### Available data ###
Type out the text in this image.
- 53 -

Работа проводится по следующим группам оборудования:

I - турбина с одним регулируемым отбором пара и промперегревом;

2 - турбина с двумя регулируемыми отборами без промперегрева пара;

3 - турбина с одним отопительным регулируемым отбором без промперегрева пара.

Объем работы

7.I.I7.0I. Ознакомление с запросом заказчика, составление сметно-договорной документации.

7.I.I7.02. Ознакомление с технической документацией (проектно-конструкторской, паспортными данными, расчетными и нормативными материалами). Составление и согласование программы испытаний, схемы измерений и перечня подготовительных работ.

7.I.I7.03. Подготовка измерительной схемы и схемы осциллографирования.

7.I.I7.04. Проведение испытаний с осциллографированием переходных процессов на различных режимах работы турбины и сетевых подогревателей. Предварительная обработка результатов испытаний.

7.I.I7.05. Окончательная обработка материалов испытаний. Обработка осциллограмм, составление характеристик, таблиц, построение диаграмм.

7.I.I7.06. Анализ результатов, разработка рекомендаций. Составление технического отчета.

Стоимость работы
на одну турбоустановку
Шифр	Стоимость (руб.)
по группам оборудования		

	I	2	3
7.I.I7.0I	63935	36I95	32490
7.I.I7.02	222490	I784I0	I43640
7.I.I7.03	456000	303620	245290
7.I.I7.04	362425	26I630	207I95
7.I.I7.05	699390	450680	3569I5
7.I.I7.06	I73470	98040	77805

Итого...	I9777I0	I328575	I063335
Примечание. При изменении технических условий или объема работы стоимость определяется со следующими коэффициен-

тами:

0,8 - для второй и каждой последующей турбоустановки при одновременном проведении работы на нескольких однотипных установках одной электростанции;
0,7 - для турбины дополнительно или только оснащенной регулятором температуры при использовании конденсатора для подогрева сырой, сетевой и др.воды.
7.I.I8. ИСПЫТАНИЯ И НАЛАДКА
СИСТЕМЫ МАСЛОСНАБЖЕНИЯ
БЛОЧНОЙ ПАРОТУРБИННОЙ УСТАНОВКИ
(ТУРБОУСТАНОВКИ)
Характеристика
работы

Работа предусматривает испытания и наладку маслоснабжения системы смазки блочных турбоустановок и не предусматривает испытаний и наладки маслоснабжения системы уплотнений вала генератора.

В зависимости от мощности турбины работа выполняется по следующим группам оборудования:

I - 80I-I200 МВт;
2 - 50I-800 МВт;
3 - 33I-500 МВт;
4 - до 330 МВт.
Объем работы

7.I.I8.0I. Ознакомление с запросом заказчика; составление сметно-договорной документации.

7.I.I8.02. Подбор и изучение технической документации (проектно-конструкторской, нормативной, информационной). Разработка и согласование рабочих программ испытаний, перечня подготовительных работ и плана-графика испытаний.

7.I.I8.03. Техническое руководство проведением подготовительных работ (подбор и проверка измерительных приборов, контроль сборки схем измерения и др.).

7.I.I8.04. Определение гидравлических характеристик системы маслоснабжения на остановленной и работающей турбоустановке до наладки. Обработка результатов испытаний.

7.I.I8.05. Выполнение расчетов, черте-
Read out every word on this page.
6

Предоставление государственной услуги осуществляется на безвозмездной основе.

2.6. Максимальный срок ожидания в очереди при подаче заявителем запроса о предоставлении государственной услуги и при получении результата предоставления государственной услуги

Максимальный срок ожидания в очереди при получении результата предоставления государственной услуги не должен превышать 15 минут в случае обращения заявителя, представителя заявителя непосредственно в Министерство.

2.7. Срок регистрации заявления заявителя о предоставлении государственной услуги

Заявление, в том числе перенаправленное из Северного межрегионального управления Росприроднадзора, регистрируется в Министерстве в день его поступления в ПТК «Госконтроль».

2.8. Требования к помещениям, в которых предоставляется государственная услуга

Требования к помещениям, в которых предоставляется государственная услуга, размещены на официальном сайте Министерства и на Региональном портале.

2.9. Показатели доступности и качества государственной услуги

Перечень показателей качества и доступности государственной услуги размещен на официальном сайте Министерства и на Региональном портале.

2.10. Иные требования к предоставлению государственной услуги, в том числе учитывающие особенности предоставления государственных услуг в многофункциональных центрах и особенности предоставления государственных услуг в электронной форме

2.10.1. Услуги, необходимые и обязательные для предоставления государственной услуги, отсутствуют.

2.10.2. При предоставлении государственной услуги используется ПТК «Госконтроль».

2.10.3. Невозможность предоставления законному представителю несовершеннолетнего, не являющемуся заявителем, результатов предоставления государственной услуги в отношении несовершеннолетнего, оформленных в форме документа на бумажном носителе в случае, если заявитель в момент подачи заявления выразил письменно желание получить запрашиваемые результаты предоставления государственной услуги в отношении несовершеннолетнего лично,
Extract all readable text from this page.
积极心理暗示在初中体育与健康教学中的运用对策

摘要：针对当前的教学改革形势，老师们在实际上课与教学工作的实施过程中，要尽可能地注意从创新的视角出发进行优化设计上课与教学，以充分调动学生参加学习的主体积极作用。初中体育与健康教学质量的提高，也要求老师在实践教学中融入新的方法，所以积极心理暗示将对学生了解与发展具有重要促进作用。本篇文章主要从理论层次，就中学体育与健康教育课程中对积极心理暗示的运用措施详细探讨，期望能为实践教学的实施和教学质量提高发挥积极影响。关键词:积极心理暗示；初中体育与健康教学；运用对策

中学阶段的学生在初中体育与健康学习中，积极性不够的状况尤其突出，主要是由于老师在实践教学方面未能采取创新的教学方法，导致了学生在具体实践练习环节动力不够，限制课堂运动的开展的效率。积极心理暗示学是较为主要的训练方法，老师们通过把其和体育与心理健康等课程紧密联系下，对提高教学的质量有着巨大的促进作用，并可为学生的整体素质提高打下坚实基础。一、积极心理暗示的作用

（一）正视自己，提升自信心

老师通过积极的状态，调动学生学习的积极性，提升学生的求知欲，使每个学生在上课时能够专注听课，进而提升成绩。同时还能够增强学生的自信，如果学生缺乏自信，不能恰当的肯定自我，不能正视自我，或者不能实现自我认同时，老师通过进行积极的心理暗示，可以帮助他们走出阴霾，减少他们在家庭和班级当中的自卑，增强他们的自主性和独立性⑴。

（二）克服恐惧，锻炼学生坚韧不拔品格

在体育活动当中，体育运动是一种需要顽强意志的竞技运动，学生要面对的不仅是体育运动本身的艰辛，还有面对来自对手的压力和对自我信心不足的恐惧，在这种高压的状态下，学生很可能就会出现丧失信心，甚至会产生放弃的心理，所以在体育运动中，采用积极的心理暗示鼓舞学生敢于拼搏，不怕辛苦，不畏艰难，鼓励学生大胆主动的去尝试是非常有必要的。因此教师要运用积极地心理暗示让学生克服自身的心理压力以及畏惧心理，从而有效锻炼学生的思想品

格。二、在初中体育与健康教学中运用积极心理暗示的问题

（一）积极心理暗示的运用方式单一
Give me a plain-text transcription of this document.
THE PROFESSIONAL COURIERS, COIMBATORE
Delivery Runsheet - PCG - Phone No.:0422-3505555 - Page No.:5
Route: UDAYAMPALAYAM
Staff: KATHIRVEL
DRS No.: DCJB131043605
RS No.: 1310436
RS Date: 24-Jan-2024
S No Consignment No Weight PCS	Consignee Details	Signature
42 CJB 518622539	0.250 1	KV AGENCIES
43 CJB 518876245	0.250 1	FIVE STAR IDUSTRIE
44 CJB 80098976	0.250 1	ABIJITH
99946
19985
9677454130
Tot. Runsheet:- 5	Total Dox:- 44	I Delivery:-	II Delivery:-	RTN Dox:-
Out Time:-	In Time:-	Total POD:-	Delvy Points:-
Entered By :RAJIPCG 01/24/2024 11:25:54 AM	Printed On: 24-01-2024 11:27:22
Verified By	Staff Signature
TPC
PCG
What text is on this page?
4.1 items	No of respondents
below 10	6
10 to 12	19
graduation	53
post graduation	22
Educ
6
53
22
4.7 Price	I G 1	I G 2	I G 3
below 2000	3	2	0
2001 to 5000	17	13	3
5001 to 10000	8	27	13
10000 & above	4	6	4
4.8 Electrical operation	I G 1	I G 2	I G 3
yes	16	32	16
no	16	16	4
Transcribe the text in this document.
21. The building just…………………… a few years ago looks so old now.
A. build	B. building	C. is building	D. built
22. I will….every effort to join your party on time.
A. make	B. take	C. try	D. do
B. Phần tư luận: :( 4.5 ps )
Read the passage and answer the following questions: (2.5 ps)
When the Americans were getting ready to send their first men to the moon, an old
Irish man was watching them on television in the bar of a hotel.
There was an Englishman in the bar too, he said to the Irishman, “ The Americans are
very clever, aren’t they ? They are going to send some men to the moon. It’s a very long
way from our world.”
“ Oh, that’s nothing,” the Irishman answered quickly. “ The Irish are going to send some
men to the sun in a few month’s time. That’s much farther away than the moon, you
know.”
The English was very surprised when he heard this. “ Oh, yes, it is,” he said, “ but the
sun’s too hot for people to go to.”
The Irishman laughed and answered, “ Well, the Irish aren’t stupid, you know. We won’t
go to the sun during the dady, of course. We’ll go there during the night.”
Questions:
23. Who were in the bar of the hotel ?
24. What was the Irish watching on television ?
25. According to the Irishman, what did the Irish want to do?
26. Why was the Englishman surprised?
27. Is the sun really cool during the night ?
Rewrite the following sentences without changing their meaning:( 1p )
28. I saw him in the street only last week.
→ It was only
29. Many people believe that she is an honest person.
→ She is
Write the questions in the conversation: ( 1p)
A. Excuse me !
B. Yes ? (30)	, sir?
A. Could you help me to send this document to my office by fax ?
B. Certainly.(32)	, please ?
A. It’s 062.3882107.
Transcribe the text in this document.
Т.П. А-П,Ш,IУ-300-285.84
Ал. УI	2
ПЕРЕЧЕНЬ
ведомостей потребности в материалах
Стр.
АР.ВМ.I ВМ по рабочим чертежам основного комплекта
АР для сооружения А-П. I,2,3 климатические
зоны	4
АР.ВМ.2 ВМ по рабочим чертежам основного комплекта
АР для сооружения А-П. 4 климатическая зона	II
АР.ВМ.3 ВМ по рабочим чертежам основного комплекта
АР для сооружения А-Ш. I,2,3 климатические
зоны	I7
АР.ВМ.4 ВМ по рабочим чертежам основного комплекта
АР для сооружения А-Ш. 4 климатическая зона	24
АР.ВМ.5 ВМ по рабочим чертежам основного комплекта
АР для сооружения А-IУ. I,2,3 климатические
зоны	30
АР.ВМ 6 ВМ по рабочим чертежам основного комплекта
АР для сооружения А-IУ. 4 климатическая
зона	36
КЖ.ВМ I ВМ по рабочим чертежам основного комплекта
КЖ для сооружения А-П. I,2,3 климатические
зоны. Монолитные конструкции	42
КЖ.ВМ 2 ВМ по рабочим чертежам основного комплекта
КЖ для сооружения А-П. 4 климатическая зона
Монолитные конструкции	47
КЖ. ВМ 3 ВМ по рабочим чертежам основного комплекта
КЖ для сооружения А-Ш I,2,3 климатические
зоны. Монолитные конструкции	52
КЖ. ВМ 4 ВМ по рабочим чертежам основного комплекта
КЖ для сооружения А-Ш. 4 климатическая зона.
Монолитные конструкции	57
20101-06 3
###
• **Problem details**: Select every line above that contains the word "this", and copy it.

• **Expected output**:
Type out the text in this image.
Read out every word on this page.
Extract all readable text from this page.
Give me a plain-text transcription of this document.
What text is on this page?
Transcribe the text in this document.
The English was very surprised when he heard this. “ Oh, yes, it is,” he said, “ but the
A. Could you help me to send this document to my office by fax ?
Transcribe the text in this document.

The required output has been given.